◆ **WHAT TO DO**: How many lines in the records below hold the string "after"? Answer with the number alone.

[Stored data]

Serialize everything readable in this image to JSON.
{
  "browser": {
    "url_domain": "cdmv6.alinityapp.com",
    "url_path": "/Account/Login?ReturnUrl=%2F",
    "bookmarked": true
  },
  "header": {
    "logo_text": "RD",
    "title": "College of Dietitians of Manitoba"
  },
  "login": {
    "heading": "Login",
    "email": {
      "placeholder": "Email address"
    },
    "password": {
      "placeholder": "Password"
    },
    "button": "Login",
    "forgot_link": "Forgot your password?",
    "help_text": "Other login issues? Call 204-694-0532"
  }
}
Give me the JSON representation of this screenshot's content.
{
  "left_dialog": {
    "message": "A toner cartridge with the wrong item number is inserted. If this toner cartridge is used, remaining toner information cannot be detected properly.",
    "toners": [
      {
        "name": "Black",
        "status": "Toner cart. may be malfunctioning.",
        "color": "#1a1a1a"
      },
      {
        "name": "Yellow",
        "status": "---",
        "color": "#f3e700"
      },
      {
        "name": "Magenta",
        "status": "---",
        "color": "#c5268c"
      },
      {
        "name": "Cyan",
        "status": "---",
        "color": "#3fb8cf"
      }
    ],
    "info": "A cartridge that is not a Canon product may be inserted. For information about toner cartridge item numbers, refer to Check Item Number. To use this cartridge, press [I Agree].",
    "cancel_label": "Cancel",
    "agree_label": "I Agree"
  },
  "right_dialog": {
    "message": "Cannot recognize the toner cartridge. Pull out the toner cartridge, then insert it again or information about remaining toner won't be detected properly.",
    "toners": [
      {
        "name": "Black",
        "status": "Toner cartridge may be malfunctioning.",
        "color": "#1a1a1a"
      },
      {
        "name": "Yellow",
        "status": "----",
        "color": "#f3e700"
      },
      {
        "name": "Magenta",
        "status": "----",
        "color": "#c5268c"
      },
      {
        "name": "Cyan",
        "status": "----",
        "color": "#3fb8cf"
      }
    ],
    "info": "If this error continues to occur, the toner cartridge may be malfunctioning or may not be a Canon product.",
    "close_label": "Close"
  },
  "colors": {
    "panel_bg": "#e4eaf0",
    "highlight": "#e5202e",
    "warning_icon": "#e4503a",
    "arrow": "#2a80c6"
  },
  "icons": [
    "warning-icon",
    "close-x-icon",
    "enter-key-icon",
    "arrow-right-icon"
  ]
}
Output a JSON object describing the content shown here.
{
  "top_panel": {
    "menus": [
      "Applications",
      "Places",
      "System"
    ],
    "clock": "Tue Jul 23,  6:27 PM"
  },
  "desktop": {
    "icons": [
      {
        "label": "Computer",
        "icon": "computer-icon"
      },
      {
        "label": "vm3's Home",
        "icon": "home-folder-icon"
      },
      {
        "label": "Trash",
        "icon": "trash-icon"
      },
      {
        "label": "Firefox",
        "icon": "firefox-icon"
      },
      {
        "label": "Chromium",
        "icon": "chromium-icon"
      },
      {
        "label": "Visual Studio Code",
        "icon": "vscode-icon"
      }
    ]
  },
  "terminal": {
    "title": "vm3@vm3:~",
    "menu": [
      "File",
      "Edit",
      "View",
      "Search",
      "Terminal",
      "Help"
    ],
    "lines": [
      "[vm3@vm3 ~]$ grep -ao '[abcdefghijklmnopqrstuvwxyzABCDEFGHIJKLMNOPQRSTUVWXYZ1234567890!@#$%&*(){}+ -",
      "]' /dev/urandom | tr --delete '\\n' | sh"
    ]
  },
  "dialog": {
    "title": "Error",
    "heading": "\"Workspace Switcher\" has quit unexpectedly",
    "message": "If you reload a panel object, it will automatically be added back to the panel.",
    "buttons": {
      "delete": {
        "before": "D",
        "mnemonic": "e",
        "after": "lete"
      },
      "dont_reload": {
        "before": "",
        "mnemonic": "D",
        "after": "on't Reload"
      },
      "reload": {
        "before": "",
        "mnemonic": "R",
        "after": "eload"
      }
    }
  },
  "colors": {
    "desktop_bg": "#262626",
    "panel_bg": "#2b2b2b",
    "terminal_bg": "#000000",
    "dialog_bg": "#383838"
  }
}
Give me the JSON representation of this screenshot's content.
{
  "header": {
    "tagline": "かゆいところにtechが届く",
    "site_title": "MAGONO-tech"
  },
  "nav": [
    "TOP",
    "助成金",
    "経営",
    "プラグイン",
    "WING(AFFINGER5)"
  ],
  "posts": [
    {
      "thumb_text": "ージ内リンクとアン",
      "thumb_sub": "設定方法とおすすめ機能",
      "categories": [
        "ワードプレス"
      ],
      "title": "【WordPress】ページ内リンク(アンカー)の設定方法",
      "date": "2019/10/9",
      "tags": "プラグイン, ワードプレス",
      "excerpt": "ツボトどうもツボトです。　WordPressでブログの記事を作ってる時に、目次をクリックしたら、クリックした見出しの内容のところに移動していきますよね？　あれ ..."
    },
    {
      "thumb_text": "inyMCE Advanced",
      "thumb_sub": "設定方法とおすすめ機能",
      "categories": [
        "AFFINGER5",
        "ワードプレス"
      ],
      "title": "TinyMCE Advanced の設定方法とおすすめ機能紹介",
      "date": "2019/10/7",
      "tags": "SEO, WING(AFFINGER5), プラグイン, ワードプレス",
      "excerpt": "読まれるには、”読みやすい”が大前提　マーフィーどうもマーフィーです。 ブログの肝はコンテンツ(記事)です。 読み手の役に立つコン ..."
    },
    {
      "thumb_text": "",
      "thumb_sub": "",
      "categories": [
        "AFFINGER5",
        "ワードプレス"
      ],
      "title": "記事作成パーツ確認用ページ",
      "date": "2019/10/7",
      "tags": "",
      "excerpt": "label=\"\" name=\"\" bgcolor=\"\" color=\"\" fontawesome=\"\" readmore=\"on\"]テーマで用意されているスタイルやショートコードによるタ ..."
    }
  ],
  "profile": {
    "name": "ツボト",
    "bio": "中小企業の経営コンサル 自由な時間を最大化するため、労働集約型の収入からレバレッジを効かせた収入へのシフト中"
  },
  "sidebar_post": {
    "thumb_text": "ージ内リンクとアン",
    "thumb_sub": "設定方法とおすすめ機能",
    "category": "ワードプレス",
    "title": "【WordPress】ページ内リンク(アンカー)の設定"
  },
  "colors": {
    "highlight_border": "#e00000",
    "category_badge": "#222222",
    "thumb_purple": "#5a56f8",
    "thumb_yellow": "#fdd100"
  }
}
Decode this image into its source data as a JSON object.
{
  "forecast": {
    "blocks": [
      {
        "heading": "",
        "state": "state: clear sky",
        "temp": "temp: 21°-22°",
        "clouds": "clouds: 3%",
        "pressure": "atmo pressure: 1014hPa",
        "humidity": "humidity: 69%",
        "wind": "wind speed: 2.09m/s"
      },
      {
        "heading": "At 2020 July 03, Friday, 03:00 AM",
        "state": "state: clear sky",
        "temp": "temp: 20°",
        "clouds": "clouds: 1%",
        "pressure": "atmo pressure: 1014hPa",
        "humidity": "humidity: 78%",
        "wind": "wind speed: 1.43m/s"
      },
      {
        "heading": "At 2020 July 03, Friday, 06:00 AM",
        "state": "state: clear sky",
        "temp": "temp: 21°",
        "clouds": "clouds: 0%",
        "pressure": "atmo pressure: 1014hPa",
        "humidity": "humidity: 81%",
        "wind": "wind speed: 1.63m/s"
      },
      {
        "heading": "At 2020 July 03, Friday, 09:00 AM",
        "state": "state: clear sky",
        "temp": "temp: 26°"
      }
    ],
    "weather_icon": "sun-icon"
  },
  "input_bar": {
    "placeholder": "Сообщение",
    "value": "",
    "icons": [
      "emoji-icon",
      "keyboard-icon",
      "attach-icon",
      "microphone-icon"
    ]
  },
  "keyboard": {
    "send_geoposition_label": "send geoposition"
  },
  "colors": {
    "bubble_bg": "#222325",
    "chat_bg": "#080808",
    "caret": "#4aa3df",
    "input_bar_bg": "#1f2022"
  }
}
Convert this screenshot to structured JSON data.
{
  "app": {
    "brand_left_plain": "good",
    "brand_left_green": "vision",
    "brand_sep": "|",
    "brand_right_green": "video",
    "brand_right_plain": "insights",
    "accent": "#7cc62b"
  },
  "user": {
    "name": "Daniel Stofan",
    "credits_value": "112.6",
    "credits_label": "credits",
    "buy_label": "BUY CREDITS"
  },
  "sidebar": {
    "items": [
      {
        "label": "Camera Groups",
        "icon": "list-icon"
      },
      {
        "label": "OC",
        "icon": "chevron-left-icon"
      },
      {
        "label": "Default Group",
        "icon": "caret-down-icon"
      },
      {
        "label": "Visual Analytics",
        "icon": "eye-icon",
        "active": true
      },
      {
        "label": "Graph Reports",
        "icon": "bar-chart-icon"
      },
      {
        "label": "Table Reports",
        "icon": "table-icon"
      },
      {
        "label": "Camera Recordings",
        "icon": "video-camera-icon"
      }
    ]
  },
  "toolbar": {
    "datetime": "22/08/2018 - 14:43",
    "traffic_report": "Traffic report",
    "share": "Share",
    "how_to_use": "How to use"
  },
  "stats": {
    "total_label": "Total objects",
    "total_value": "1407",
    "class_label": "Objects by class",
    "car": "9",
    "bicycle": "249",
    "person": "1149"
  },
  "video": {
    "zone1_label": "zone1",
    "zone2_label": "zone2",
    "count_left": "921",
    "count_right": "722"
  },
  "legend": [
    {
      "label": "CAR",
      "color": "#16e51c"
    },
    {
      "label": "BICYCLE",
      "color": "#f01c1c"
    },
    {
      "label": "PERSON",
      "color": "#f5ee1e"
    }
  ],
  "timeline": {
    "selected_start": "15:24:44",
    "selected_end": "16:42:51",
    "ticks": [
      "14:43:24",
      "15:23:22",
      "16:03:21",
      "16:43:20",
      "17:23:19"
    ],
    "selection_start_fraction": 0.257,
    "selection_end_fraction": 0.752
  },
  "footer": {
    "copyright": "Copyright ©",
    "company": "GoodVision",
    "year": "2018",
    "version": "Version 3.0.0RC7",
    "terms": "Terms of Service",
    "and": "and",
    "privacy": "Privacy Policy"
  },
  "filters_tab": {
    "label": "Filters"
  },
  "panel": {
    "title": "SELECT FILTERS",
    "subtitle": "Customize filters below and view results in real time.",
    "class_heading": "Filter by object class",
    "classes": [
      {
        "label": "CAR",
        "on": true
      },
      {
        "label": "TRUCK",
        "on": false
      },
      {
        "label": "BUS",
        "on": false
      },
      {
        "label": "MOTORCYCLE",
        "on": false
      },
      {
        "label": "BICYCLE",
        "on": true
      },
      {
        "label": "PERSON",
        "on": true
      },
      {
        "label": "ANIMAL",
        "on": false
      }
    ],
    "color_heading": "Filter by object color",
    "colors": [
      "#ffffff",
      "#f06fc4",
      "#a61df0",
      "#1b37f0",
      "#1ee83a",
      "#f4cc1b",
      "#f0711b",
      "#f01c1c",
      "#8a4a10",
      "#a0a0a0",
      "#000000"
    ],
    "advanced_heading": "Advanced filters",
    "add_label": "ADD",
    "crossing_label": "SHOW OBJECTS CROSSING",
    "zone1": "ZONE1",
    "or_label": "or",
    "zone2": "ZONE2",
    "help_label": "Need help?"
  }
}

◆ **ANSWER TO THE PROBLEM**: 3